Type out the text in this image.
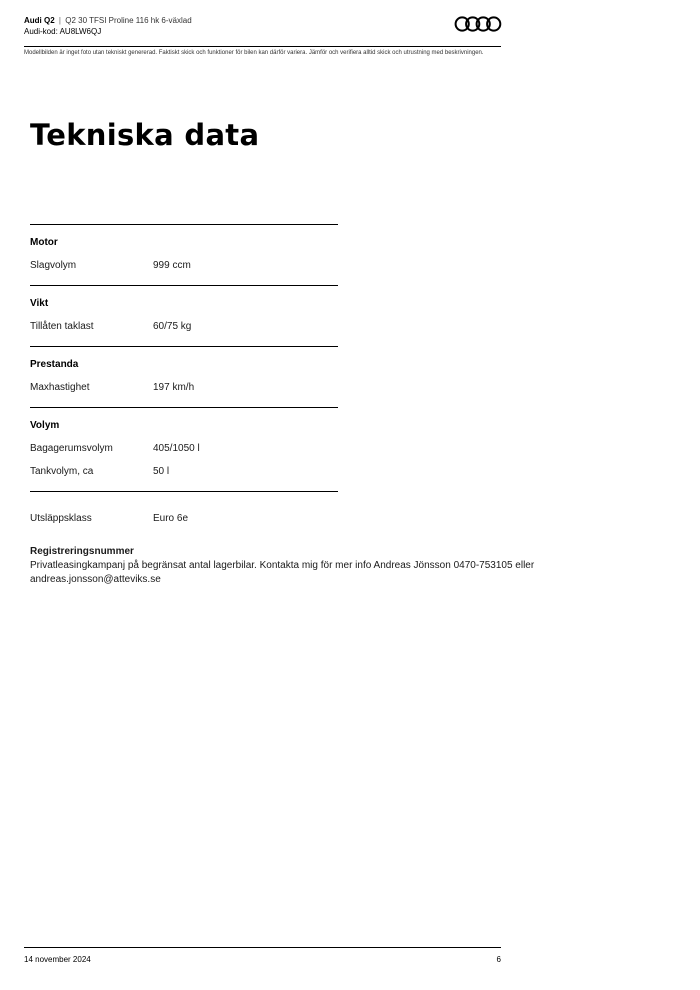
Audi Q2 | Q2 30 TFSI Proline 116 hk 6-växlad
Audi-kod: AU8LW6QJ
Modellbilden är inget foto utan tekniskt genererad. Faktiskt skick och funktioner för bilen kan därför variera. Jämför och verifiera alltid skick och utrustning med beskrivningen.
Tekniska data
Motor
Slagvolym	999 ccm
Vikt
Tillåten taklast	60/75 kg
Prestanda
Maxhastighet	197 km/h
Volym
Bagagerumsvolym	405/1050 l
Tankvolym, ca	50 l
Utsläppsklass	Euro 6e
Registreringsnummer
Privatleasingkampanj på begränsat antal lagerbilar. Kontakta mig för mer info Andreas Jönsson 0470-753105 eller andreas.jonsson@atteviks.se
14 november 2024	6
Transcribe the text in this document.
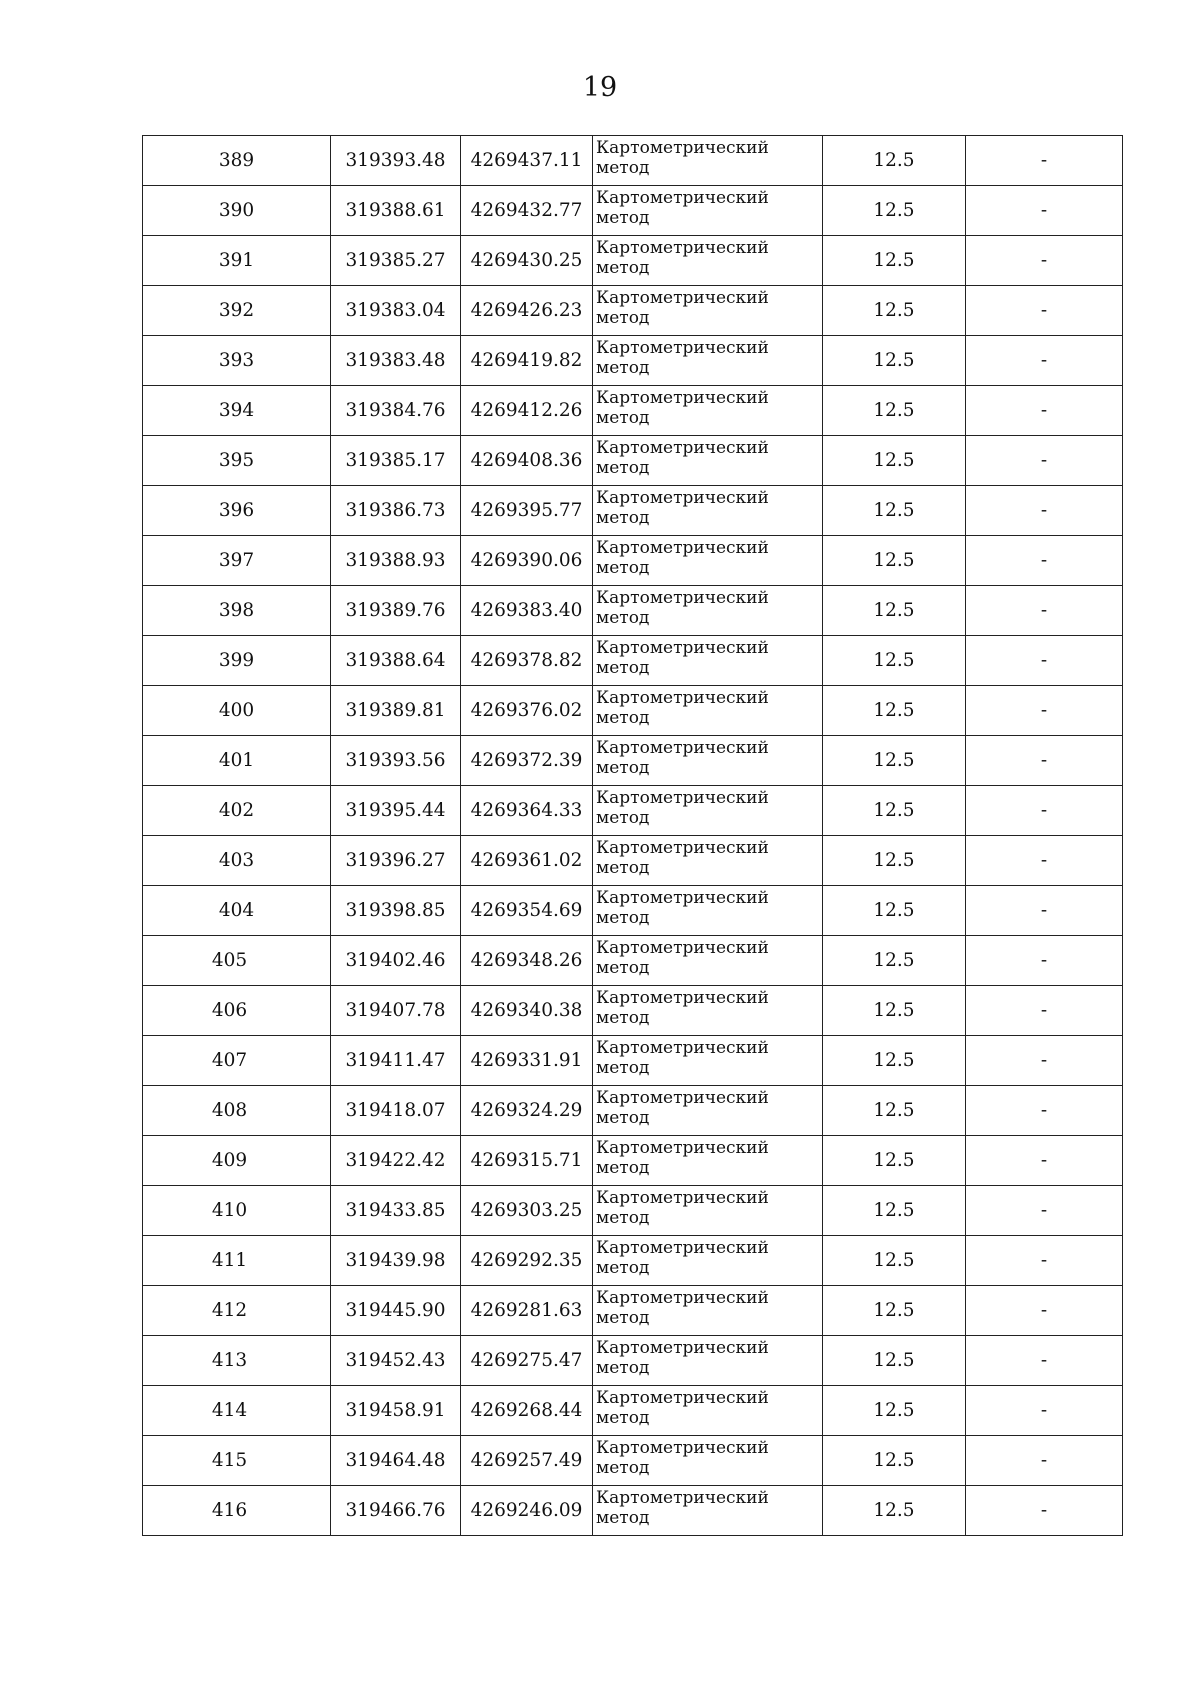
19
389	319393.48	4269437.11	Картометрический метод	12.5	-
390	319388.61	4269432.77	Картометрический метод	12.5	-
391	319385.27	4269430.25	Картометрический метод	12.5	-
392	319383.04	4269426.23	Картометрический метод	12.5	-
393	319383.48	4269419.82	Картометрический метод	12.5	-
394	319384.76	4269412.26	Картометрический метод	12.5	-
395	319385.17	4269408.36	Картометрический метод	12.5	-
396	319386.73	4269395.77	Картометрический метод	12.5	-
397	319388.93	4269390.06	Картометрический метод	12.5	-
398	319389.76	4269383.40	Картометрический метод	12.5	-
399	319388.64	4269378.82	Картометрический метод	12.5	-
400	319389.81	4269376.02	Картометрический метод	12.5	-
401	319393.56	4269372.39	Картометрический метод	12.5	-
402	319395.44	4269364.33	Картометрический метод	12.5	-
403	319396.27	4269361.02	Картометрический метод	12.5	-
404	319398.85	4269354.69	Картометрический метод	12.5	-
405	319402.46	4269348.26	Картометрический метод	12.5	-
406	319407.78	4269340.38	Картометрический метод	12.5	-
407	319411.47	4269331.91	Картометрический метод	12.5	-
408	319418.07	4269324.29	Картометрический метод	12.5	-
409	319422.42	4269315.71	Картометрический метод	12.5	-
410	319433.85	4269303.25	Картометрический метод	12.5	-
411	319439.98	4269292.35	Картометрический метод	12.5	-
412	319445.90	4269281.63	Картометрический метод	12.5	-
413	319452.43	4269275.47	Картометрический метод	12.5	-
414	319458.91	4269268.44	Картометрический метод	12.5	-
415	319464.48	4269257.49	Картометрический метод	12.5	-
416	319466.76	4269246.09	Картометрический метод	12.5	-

...

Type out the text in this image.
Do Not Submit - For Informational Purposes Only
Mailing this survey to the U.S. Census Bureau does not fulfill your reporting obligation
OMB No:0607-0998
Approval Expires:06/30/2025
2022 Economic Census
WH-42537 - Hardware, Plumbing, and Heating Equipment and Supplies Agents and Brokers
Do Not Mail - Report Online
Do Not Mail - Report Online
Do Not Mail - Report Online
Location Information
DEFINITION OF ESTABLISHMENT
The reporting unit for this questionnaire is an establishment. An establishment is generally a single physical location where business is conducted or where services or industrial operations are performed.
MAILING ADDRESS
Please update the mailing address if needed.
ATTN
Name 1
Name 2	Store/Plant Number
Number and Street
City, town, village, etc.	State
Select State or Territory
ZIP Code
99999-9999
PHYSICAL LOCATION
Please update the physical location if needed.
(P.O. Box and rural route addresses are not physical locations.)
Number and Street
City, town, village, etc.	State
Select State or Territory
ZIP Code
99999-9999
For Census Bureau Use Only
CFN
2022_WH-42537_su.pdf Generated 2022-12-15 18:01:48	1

### [WRITTEN PROBLEM]
Tell how many lines of the records above hold the string "Census". Give no other text.

### [WRITTEN RESPONSE]
3